DATA LISTING:
==================================================

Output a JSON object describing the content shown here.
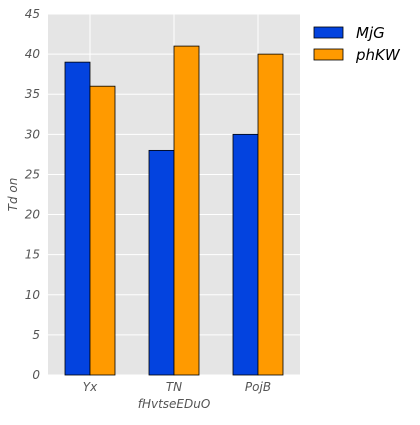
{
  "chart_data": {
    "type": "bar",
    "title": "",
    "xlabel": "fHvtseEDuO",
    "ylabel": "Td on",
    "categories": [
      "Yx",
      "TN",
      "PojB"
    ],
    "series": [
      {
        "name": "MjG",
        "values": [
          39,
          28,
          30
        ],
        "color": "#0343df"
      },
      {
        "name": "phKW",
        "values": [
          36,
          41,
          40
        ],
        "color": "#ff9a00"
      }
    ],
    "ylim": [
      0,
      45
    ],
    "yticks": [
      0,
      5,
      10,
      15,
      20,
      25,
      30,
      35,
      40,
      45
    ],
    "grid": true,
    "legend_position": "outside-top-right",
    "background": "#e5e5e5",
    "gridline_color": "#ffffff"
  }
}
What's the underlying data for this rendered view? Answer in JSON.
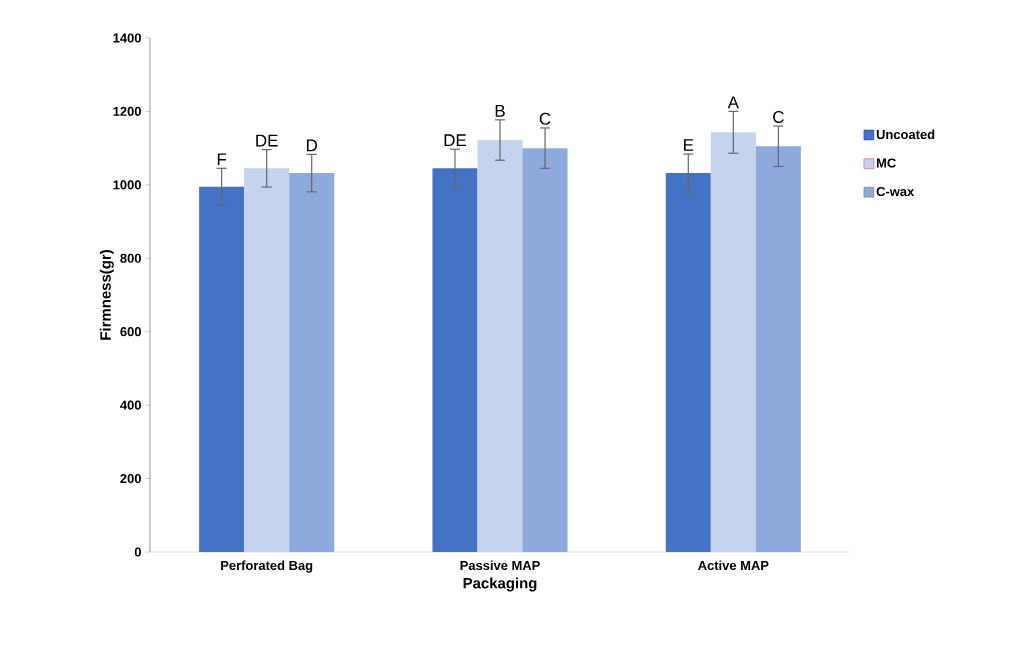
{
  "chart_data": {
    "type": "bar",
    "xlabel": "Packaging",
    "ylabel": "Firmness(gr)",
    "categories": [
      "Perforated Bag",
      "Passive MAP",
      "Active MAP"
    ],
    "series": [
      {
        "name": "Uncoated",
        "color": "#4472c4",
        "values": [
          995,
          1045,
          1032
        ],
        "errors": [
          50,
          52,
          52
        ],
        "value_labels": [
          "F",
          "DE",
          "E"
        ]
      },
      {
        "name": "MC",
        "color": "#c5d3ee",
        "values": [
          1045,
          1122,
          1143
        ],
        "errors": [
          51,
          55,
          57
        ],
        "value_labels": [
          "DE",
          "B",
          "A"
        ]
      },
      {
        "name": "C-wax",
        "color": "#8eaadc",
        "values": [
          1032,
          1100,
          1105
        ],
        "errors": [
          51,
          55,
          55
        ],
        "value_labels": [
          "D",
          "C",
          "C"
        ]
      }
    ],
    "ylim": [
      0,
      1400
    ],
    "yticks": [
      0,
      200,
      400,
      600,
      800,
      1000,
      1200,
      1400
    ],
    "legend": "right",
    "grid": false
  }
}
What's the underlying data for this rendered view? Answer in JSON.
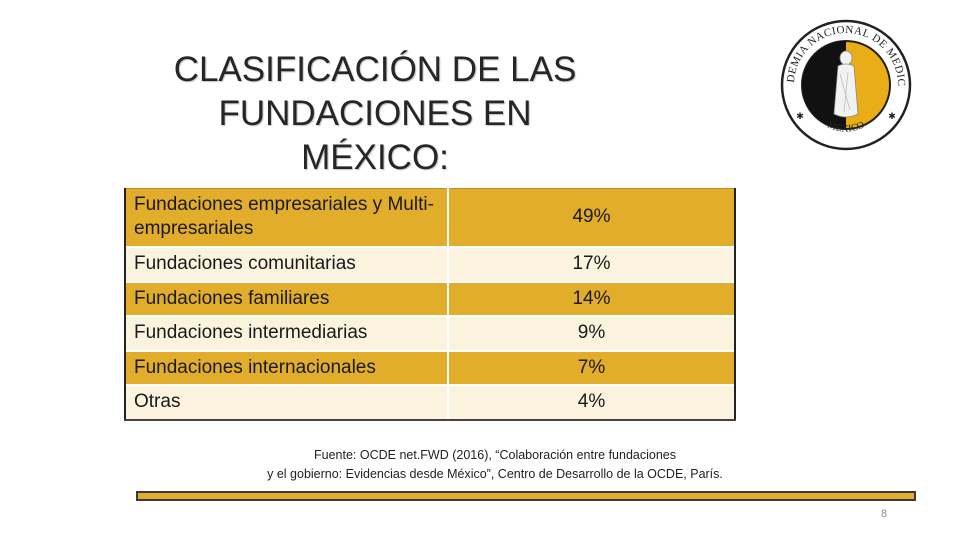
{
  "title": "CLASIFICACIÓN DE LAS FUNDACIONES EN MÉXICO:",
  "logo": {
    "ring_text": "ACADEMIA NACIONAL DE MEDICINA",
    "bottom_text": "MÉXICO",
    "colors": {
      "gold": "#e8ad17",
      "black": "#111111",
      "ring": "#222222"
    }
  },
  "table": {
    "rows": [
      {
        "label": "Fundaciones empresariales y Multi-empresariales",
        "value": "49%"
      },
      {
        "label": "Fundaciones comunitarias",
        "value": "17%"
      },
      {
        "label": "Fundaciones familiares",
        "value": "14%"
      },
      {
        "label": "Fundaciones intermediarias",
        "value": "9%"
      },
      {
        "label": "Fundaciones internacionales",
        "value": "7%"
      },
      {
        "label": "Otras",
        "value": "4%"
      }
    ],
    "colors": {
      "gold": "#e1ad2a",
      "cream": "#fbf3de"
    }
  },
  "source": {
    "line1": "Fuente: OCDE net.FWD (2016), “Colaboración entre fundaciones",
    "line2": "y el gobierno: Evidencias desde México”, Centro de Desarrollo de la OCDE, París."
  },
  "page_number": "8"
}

==================================================

Every record gets retyped exactly; no picture goes into the copy.

Output a JSON object describing the content shown here.
{
  "chart_data": {
    "type": "bar",
    "title": "",
    "xlabel": "fHvtseEDuO",
    "ylabel": "Td on",
    "categories": [
      "Yx",
      "TN",
      "PojB"
    ],
    "series": [
      {
        "name": "MjG",
        "values": [
          39,
          28,
          30
        ],
        "color": "#0343df"
      },
      {
        "name": "phKW",
        "values": [
          36,
          41,
          40
        ],
        "color": "#ff9a00"
      }
    ],
    "ylim": [
      0,
      45
    ],
    "yticks": [
      0,
      5,
      10,
      15,
      20,
      25,
      30,
      35,
      40,
      45
    ],
    "grid": true,
    "legend_position": "outside-top-right",
    "background": "#e5e5e5",
    "gridline_color": "#ffffff"
  }
}
What's the underlying data for this rendered view? Answer in JSON.
{
  "chart_data": {
    "type": "bar",
    "xlabel": "Packaging",
    "ylabel": "Firmness(gr)",
    "categories": [
      "Perforated Bag",
      "Passive MAP",
      "Active MAP"
    ],
    "series": [
      {
        "name": "Uncoated",
        "color": "#4472c4",
        "values": [
          995,
          1045,
          1032
        ],
        "errors": [
          50,
          52,
          52
        ],
        "value_labels": [
          "F",
          "DE",
          "E"
        ]
      },
      {
        "name": "MC",
        "color": "#c5d3ee",
        "values": [
          1045,
          1122,
          1143
        ],
        "errors": [
          51,
          55,
          57
        ],
        "value_labels": [
          "DE",
          "B",
          "A"
        ]
      },
      {
        "name": "C-wax",
        "color": "#8eaadc",
        "values": [
          1032,
          1100,
          1105
        ],
        "errors": [
          51,
          55,
          55
        ],
        "value_labels": [
          "D",
          "C",
          "C"
        ]
      }
    ],
    "ylim": [
      0,
      1400
    ],
    "yticks": [
      0,
      200,
      400,
      600,
      800,
      1000,
      1200,
      1400
    ],
    "legend": "right",
    "grid": false
  }
}
What's the underlying data for this rendered view? Answer in JSON.
{
  "title": "CLASIFICACIÓN DE LAS FUNDACIONES EN MÉXICO:",
  "logo": {
    "ring_text": "ACADEMIA NACIONAL DE MEDICINA",
    "bottom_text": "MÉXICO",
    "colors": {
      "gold": "#e8ad17",
      "black": "#111111",
      "ring": "#222222"
    }
  },
  "table": {
    "rows": [
      {
        "label": "Fundaciones empresariales y Multi-empresariales",
        "value": "49%"
      },
      {
        "label": "Fundaciones comunitarias",
        "value": "17%"
      },
      {
        "label": "Fundaciones familiares",
        "value": "14%"
      },
      {
        "label": "Fundaciones intermediarias",
        "value": "9%"
      },
      {
        "label": "Fundaciones internacionales",
        "value": "7%"
      },
      {
        "label": "Otras",
        "value": "4%"
      }
    ],
    "colors": {
      "gold": "#e1ad2a",
      "cream": "#fbf3de"
    }
  },
  "source": {
    "line1": "Fuente: OCDE net.FWD (2016), “Colaboración entre fundaciones",
    "line2": "y el gobierno: Evidencias desde México”, Centro de Desarrollo de la OCDE, París."
  },
  "page_number": "8"
}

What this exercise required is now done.